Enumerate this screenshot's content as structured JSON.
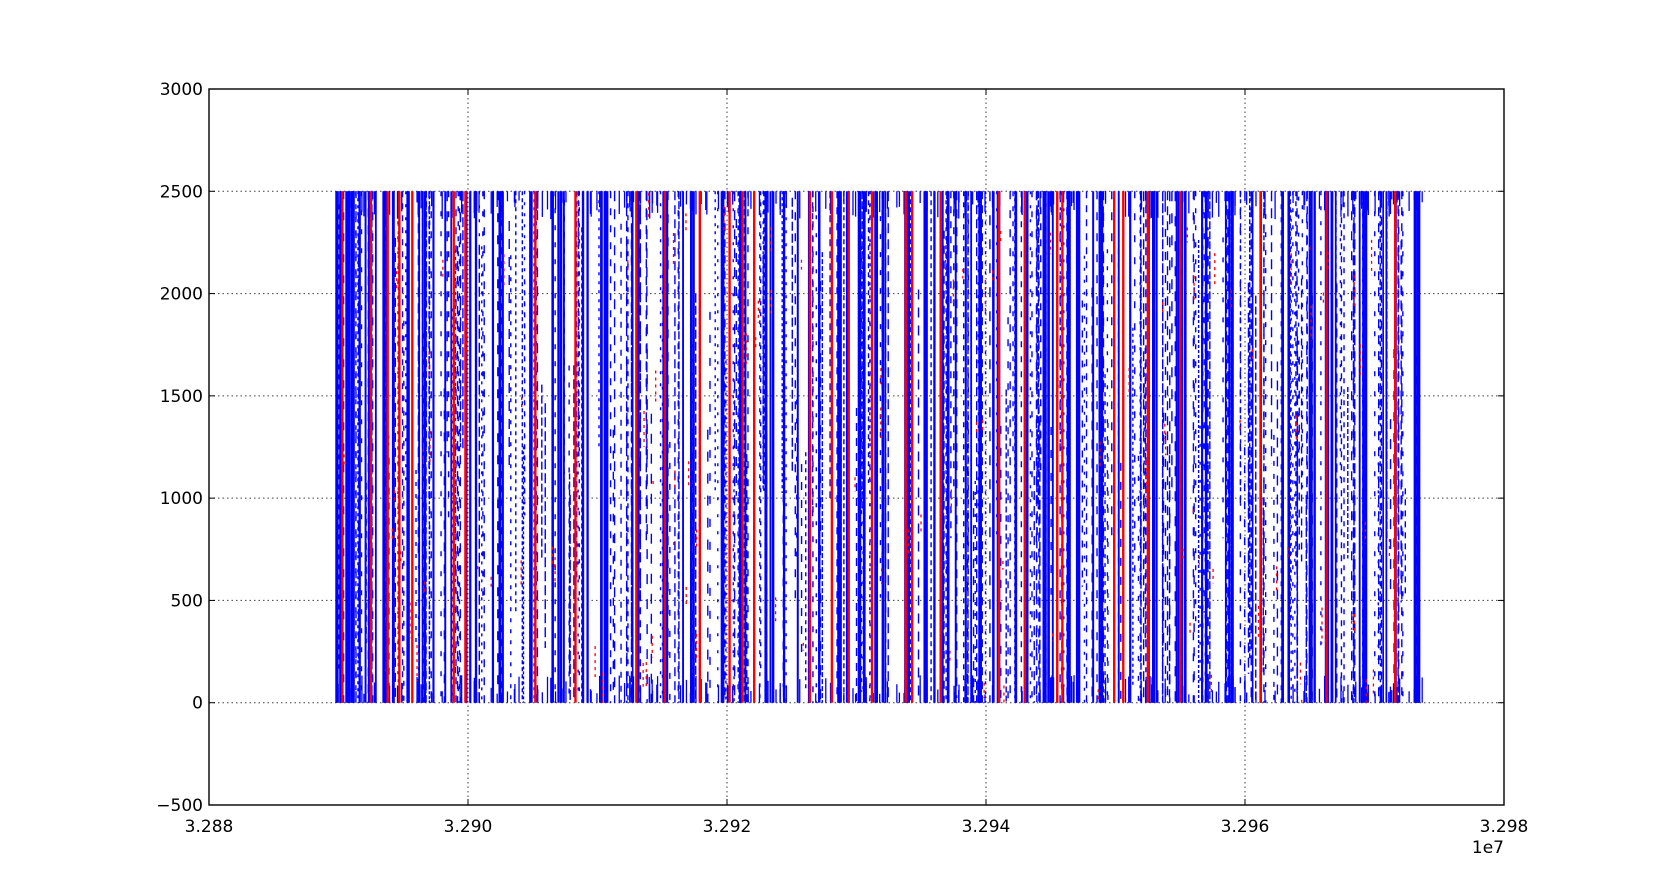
{
  "chart_data": {
    "type": "scatter",
    "title": "",
    "xlabel": "",
    "ylabel": "",
    "x_offset_label": "1e7",
    "xlim": [
      3.288,
      3.298
    ],
    "ylim": [
      -500,
      3000
    ],
    "xticks": [
      "3.288",
      "3.290",
      "3.292",
      "3.294",
      "3.296",
      "3.298"
    ],
    "xtick_values": [
      3.288,
      3.29,
      3.292,
      3.294,
      3.296,
      3.298
    ],
    "yticks": [
      "3000",
      "2500",
      "2000",
      "1500",
      "1000",
      "500",
      "0",
      "−500"
    ],
    "ytick_values": [
      3000,
      2500,
      2000,
      1500,
      1000,
      500,
      0,
      -500
    ],
    "grid": true,
    "legend": "none",
    "series": [
      {
        "color": "#0000ff",
        "marker": "vertical-dash",
        "y_range": [
          0,
          2500
        ],
        "x_range": [
          3.28897,
          3.29737
        ],
        "dense_x": [
          3.28897,
          3.28905,
          3.28912,
          3.28925,
          3.28938,
          3.28952,
          3.28968,
          3.28985,
          3.29002,
          3.29025,
          3.29048,
          3.29068,
          3.29088,
          3.29108,
          3.29128,
          3.2915,
          3.29172,
          3.29195,
          3.29212,
          3.2923,
          3.2925,
          3.29268,
          3.29288,
          3.29305,
          3.2932,
          3.29338,
          3.29355,
          3.29372,
          3.2939,
          3.29408,
          3.29428,
          3.29448,
          3.29468,
          3.29488,
          3.29508,
          3.29528,
          3.29548,
          3.29568,
          3.29588,
          3.29608,
          3.29628,
          3.29648,
          3.29668,
          3.2969,
          3.29712,
          3.2973,
          3.29737
        ]
      },
      {
        "color": "#ff0000",
        "marker": "vertical-dash",
        "y_range": [
          0,
          2500
        ],
        "x_range": [
          3.289,
          3.29717
        ],
        "line_x": [
          3.28903,
          3.28925,
          3.28938,
          3.28947,
          3.28957,
          3.28989,
          3.28998,
          3.29052,
          3.29083,
          3.2913,
          3.29152,
          3.29179,
          3.29202,
          3.29212,
          3.29221,
          3.29264,
          3.29281,
          3.29294,
          3.29312,
          3.29338,
          3.29343,
          3.29365,
          3.2941,
          3.2943,
          3.29455,
          3.29459,
          3.29499,
          3.29506,
          3.29525,
          3.2955,
          3.29612,
          3.29663,
          3.29716
        ]
      }
    ]
  }
}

What the task requires: The listing above must be printed again exactly, minus its pictures.

Written reply:
Enumerate this screenshot's content as structured JSON.
{
  "chart_data": {
    "type": "scatter",
    "title": "",
    "xlabel": "",
    "ylabel": "",
    "x_offset_label": "1e7",
    "xlim": [
      3.288,
      3.298
    ],
    "ylim": [
      -500,
      3000
    ],
    "xticks": [
      "3.288",
      "3.290",
      "3.292",
      "3.294",
      "3.296",
      "3.298"
    ],
    "xtick_values": [
      3.288,
      3.29,
      3.292,
      3.294,
      3.296,
      3.298
    ],
    "yticks": [
      "3000",
      "2500",
      "2000",
      "1500",
      "1000",
      "500",
      "0",
      "−500"
    ],
    "ytick_values": [
      3000,
      2500,
      2000,
      1500,
      1000,
      500,
      0,
      -500
    ],
    "grid": true,
    "legend": "none",
    "series": [
      {
        "color": "#0000ff",
        "marker": "vertical-dash",
        "y_range": [
          0,
          2500
        ],
        "x_range": [
          3.28897,
          3.29737
        ],
        "dense_x": [
          3.28897,
          3.28905,
          3.28912,
          3.28925,
          3.28938,
          3.28952,
          3.28968,
          3.28985,
          3.29002,
          3.29025,
          3.29048,
          3.29068,
          3.29088,
          3.29108,
          3.29128,
          3.2915,
          3.29172,
          3.29195,
          3.29212,
          3.2923,
          3.2925,
          3.29268,
          3.29288,
          3.29305,
          3.2932,
          3.29338,
          3.29355,
          3.29372,
          3.2939,
          3.29408,
          3.29428,
          3.29448,
          3.29468,
          3.29488,
          3.29508,
          3.29528,
          3.29548,
          3.29568,
          3.29588,
          3.29608,
          3.29628,
          3.29648,
          3.29668,
          3.2969,
          3.29712,
          3.2973,
          3.29737
        ]
      },
      {
        "color": "#ff0000",
        "marker": "vertical-dash",
        "y_range": [
          0,
          2500
        ],
        "x_range": [
          3.289,
          3.29717
        ],
        "line_x": [
          3.28903,
          3.28925,
          3.28938,
          3.28947,
          3.28957,
          3.28989,
          3.28998,
          3.29052,
          3.29083,
          3.2913,
          3.29152,
          3.29179,
          3.29202,
          3.29212,
          3.29221,
          3.29264,
          3.29281,
          3.29294,
          3.29312,
          3.29338,
          3.29343,
          3.29365,
          3.2941,
          3.2943,
          3.29455,
          3.29459,
          3.29499,
          3.29506,
          3.29525,
          3.2955,
          3.29612,
          3.29663,
          3.29716
        ]
      }
    ]
  }
}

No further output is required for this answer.